▸ **THE REQUEST**:
Below are some entries; can you quote all of them exactly?

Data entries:
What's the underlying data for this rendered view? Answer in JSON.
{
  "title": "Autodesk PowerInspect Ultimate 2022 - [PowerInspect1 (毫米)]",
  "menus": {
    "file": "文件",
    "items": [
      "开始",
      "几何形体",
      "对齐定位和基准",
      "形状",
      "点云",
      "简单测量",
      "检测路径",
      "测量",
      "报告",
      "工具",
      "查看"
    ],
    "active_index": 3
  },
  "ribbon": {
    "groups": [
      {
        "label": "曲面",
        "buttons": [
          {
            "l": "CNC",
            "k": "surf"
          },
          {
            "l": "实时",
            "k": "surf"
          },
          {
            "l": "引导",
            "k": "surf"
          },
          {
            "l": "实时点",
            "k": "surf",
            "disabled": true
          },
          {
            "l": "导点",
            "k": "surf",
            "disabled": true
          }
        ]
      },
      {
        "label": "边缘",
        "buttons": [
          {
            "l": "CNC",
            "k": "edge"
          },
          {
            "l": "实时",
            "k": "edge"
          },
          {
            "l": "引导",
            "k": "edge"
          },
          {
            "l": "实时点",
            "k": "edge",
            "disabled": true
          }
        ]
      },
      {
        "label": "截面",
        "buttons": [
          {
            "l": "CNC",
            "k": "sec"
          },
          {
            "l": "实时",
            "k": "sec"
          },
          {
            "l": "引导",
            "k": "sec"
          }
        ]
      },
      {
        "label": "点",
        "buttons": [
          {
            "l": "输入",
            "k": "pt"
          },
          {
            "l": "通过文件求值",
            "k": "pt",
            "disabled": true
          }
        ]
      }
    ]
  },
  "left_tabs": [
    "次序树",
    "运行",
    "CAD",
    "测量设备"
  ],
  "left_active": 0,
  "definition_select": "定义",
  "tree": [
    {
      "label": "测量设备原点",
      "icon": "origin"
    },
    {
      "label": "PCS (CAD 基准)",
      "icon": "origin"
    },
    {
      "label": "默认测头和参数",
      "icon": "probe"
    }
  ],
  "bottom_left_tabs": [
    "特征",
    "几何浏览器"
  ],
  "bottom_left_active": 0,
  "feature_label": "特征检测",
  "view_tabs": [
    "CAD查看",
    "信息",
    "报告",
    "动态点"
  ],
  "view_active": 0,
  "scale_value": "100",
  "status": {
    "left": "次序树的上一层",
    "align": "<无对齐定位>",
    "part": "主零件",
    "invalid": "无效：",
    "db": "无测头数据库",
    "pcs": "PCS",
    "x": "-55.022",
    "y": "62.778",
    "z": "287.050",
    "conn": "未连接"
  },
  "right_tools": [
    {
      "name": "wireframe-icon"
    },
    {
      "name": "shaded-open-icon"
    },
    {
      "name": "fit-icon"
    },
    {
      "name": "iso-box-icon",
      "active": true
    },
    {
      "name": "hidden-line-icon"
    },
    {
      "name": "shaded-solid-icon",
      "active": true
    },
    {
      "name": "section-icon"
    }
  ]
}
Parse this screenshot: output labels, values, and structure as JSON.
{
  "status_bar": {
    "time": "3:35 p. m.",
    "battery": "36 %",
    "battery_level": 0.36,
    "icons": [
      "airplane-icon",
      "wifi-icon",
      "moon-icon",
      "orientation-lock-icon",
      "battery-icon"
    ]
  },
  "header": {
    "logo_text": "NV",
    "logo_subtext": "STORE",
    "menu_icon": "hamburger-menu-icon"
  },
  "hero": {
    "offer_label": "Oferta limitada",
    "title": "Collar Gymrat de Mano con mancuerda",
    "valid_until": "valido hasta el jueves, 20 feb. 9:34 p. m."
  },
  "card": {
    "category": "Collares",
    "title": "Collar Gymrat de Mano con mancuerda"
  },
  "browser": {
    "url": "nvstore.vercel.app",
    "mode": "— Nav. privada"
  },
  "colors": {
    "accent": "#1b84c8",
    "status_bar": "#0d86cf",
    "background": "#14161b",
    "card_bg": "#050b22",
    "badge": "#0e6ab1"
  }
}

▸ **EXERCISE OUTPUT**:
What's the underlying data for this rendered view? Answer in JSON.
{
  "title": "Autodesk PowerInspect Ultimate 2022 - [PowerInspect1 (毫米)]",
  "menus": {
    "file": "文件",
    "items": [
      "开始",
      "几何形体",
      "对齐定位和基准",
      "形状",
      "点云",
      "简单测量",
      "检测路径",
      "测量",
      "报告",
      "工具",
      "查看"
    ],
    "active_index": 3
  },
  "ribbon": {
    "groups": [
      {
        "label": "曲面",
        "buttons": [
          {
            "l": "CNC",
            "k": "surf"
          },
          {
            "l": "实时",
            "k": "surf"
          },
          {
            "l": "引导",
            "k": "surf"
          },
          {
            "l": "实时点",
            "k": "surf",
            "disabled": true
          },
          {
            "l": "导点",
            "k": "surf",
            "disabled": true
          }
        ]
      },
      {
        "label": "边缘",
        "buttons": [
          {
            "l": "CNC",
            "k": "edge"
          },
          {
            "l": "实时",
            "k": "edge"
          },
          {
            "l": "引导",
            "k": "edge"
          },
          {
            "l": "实时点",
            "k": "edge",
            "disabled": true
          }
        ]
      },
      {
        "label": "截面",
        "buttons": [
          {
            "l": "CNC",
            "k": "sec"
          },
          {
            "l": "实时",
            "k": "sec"
          },
          {
            "l": "引导",
            "k": "sec"
          }
        ]
      },
      {
        "label": "点",
        "buttons": [
          {
            "l": "输入",
            "k": "pt"
          },
          {
            "l": "通过文件求值",
            "k": "pt",
            "disabled": true
          }
        ]
      }
    ]
  },
  "left_tabs": [
    "次序树",
    "运行",
    "CAD",
    "测量设备"
  ],
  "left_active": 0,
  "definition_select": "定义",
  "tree": [
    {
      "label": "测量设备原点",
      "icon": "origin"
    },
    {
      "label": "PCS (CAD 基准)",
      "icon": "origin"
    },
    {
      "label": "默认测头和参数",
      "icon": "probe"
    }
  ],
  "bottom_left_tabs": [
    "特征",
    "几何浏览器"
  ],
  "bottom_left_active": 0,
  "feature_label": "特征检测",
  "view_tabs": [
    "CAD查看",
    "信息",
    "报告",
    "动态点"
  ],
  "view_active": 0,
  "scale_value": "100",
  "status": {
    "left": "次序树的上一层",
    "align": "<无对齐定位>",
    "part": "主零件",
    "invalid": "无效：",
    "db": "无测头数据库",
    "pcs": "PCS",
    "x": "-55.022",
    "y": "62.778",
    "z": "287.050",
    "conn": "未连接"
  },
  "right_tools": [
    {
      "name": "wireframe-icon"
    },
    {
      "name": "shaded-open-icon"
    },
    {
      "name": "fit-icon"
    },
    {
      "name": "iso-box-icon",
      "active": true
    },
    {
      "name": "hidden-line-icon"
    },
    {
      "name": "shaded-solid-icon",
      "active": true
    },
    {
      "name": "section-icon"
    }
  ]
}
Parse this screenshot: output labels, values, and structure as JSON.
{
  "status_bar": {
    "time": "3:35 p. m.",
    "battery": "36 %",
    "battery_level": 0.36,
    "icons": [
      "airplane-icon",
      "wifi-icon",
      "moon-icon",
      "orientation-lock-icon",
      "battery-icon"
    ]
  },
  "header": {
    "logo_text": "NV",
    "logo_subtext": "STORE",
    "menu_icon": "hamburger-menu-icon"
  },
  "hero": {
    "offer_label": "Oferta limitada",
    "title": "Collar Gymrat de Mano con mancuerda",
    "valid_until": "valido hasta el jueves, 20 feb. 9:34 p. m."
  },
  "card": {
    "category": "Collares",
    "title": "Collar Gymrat de Mano con mancuerda"
  },
  "browser": {
    "url": "nvstore.vercel.app",
    "mode": "— Nav. privada"
  },
  "colors": {
    "accent": "#1b84c8",
    "status_bar": "#0d86cf",
    "background": "#14161b",
    "card_bg": "#050b22",
    "badge": "#0e6ab1"
  }
}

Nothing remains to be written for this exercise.